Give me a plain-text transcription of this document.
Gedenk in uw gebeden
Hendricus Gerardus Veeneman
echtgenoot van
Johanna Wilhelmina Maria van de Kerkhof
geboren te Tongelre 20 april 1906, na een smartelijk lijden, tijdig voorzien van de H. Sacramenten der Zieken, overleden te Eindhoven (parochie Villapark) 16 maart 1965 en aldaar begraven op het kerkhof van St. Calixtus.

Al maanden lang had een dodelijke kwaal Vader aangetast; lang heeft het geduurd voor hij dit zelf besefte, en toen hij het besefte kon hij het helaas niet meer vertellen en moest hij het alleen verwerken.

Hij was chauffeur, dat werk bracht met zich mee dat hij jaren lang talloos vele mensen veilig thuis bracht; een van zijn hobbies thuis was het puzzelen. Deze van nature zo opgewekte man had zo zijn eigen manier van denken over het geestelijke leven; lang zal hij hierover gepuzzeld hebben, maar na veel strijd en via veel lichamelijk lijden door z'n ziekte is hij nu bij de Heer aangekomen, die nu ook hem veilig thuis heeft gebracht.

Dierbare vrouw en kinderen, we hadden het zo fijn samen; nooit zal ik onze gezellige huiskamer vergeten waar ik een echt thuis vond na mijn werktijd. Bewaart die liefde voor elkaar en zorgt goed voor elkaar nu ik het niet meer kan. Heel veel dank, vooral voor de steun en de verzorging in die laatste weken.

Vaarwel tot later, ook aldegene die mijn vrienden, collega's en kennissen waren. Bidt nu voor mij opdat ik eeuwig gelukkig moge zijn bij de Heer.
══════
# [The problem]
Copy out all lines from the material above that contain the string "Heer".

# [Correct output]
Hij was chauffeur, dat werk bracht met zich mee dat hij jaren lang talloos vele mensen veilig thuis bracht; een van zijn hobbies thuis was het puzzelen. Deze van nature zo opgewekte man had zo zijn eigen manier van denken over het geestelijke leven; lang zal hij hierover gepuzzeld hebben, maar na veel strijd en via veel lichamelijk lijden door z'n ziekte is hij nu bij de Heer aangekomen, die nu ook hem veilig thuis heeft gebracht.
Vaarwel tot later, ook aldegene die mijn vrienden, collega's en kennissen waren. Bidt nu voor mij opdat ik eeuwig gelukkig moge zijn bij de Heer.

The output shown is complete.